:: DOCUMENT ::

The AOGs and AAOGs had been through the Depression and WWII, had grown up with wood heat and were now delighted with oil. For most of them, their favorite vegetable was tobacco; their equivalent of of health clubs were bars and cocktail lounges, and they knew (as the wisdom of the day proclaimed) red meat was vital for survival.
Beyond that, their coin of the realm was socializing, and as a group they loved to talk. And that’s where Li’l Dopey Boy came in: I took in as many of their conversations as I could, usually as a listener, but sometimes as a participant (like most kids then, I knew where I fit in the adult world — seen, not heard). This was how I learned my chops as a decent shmoozer, a fair-to-middlin’ joke teller and a near-genius eavesdropper.
My tastes in subjects was catholic — I liked to hear anything they talked about — but my favorites were their Good Ole Days. Even then, though I didn’t realize it, I was a budding historian. And as one, I learned to classify my “sources” according to their reliability.

:::
:: DATA SECTION ::

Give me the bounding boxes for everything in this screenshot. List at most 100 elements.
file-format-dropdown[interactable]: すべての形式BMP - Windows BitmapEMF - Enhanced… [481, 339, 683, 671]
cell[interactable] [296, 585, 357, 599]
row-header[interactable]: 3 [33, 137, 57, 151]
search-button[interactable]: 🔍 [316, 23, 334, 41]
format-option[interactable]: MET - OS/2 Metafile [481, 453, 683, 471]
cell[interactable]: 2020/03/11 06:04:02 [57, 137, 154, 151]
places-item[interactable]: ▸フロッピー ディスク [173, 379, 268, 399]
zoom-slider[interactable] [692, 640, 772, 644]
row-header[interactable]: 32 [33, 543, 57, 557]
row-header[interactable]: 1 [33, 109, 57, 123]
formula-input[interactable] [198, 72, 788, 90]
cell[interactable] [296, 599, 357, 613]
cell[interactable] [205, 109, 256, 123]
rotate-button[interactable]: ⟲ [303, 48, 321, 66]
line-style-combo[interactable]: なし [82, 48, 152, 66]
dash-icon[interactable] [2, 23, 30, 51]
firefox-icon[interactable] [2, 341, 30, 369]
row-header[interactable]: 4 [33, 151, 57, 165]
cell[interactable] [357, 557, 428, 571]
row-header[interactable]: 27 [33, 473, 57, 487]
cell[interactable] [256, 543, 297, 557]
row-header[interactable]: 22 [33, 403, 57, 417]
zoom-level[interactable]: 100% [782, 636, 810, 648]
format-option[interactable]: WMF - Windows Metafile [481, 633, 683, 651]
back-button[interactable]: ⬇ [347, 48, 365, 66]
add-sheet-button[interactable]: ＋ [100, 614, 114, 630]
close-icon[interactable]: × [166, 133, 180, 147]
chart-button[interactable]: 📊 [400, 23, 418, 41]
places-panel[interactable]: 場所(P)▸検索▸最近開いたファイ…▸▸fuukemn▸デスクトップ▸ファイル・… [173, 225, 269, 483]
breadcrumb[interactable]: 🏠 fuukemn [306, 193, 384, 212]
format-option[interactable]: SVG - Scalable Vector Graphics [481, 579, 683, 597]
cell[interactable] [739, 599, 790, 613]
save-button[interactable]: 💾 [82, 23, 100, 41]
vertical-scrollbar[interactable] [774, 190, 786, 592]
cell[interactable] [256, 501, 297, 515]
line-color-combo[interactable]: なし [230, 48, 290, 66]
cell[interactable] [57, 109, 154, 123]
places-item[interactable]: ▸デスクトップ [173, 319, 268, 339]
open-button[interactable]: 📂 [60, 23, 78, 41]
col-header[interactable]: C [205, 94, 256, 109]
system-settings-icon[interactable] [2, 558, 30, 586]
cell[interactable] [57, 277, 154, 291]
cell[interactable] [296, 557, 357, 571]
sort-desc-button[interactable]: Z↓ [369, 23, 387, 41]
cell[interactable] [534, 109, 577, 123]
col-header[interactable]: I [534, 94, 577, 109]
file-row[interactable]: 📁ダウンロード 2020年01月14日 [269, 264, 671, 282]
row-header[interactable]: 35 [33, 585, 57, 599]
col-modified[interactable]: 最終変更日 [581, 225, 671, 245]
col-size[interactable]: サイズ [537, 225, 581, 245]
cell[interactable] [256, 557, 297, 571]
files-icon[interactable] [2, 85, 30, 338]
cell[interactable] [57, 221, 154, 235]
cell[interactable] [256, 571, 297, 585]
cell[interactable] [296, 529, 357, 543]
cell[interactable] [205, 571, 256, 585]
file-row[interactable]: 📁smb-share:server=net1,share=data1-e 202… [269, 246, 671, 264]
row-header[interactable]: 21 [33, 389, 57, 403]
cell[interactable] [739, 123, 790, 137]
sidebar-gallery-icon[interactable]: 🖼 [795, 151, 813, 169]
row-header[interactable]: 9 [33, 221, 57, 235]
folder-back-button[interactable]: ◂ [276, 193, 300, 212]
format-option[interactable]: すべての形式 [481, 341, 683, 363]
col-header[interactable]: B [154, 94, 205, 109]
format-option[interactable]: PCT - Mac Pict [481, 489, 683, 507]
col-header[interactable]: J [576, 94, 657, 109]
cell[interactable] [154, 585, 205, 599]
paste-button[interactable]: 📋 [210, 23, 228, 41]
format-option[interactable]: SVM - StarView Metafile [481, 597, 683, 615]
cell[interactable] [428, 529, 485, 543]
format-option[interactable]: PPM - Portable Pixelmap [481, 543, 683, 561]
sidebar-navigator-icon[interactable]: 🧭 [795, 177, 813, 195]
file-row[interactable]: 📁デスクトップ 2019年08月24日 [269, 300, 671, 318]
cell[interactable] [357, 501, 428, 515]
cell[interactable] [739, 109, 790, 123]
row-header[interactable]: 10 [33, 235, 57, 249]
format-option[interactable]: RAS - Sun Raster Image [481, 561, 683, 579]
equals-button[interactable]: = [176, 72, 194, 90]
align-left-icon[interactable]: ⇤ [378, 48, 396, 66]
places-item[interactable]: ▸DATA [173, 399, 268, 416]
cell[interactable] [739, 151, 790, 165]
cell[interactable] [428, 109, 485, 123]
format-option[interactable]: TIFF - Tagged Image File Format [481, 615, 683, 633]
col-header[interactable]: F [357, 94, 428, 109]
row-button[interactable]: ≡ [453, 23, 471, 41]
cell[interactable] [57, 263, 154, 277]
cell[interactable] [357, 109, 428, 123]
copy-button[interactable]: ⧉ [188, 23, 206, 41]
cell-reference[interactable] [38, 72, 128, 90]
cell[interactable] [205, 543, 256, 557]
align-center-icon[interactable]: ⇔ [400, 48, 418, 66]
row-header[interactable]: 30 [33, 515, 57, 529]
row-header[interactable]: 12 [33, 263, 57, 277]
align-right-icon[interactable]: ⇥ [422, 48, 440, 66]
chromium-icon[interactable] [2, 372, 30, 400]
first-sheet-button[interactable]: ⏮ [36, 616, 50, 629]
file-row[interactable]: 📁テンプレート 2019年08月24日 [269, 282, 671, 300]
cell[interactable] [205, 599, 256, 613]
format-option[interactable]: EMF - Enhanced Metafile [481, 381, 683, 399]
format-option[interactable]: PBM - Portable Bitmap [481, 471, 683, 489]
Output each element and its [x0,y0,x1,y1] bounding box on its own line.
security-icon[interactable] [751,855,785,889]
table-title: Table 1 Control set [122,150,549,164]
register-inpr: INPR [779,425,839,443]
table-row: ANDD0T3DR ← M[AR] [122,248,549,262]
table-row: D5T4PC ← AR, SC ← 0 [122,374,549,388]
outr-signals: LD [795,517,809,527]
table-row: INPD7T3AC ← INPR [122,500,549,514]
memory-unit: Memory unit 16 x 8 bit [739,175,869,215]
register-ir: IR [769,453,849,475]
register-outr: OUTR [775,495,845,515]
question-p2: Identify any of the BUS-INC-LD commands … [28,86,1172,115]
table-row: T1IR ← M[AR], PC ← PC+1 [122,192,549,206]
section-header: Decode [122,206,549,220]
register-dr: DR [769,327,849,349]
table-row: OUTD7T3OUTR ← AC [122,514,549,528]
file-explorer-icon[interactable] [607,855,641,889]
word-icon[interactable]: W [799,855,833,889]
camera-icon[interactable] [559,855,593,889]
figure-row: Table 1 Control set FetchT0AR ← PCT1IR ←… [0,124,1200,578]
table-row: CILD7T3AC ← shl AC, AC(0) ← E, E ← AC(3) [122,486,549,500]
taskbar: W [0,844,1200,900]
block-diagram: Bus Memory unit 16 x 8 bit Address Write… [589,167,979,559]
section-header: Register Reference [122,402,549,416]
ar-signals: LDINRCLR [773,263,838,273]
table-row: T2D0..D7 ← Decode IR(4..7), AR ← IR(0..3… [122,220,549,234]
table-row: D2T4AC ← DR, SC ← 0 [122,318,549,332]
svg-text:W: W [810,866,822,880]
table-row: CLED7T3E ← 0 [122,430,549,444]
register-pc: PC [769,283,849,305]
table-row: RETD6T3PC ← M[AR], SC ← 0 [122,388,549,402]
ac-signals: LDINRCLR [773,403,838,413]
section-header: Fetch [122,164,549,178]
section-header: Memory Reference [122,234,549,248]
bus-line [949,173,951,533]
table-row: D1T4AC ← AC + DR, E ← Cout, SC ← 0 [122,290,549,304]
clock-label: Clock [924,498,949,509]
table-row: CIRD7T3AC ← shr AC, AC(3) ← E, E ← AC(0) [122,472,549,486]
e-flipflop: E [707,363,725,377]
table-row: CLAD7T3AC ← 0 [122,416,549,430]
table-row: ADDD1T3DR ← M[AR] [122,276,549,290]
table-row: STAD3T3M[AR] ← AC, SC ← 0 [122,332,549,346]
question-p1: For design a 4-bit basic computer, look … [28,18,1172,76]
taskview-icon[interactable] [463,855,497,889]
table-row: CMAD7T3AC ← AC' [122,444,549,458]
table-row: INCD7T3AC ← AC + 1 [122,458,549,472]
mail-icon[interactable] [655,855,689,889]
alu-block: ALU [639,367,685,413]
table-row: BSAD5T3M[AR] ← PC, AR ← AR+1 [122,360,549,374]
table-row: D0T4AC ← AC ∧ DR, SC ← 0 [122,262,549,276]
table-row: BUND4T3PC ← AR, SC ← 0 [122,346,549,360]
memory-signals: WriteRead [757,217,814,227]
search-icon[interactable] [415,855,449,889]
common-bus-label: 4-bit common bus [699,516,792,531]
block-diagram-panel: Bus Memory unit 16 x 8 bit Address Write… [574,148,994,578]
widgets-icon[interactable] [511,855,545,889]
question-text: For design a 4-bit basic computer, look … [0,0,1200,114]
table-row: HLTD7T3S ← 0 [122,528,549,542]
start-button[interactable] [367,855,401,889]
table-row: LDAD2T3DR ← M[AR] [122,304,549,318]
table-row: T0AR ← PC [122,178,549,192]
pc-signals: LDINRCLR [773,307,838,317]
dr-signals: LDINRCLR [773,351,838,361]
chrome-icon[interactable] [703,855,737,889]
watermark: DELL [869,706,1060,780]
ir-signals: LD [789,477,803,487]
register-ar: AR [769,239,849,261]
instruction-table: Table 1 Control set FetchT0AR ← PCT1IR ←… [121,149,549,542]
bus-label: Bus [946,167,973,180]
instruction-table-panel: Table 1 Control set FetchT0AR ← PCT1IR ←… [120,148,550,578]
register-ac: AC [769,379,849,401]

:::

[TASKS TO CARRY OUT]:
- 1) From the reminiscence about the AOGs, list each thing the narrator says those conversations taught him to become.
- 2) Carry on the reminiscence about the AOGs from its final sentence, in the same voice.

[FINAL ANSWERS]:
- 1)
- a decent shmoozer
- a fair-to-middlin' joke teller
- a near-genius eavesdropper

- 2)
First were guys who were perfectly reliable. If they said something had happened, it had. Either they’d seen it, known another reliable person who had or had read it in a reputable source, which they could name. They might get some minor details wrong, but there was a lot of that going on then … as there is now.
The second bunch were the pathological liars. Essentially, everything they said was pure bunkum. They might, by the sheer volume of their bumpf, say something true. But then again, to use the old saw, even a blind chicken can find some corn. As a source, they were useless, but since everyone knew they were fulla crap, they provided that vital component of small town life called local color.
The third bunch were guys who didn’t intentionally lie, but who also didn’t vet their stuff. So their stories might’ve been true, or might’ve been embellished or might’ve even been the stuff of legends. But I listened to them all and tried to verify them as best I could. It was iffy work. Some tales I verified immediately; others I never verified and still others took decades to support. A fine example of the last one was the horse jumping off The Bluff (a 73-foot rock face on Bluff Island, on Lower Saranac Lake).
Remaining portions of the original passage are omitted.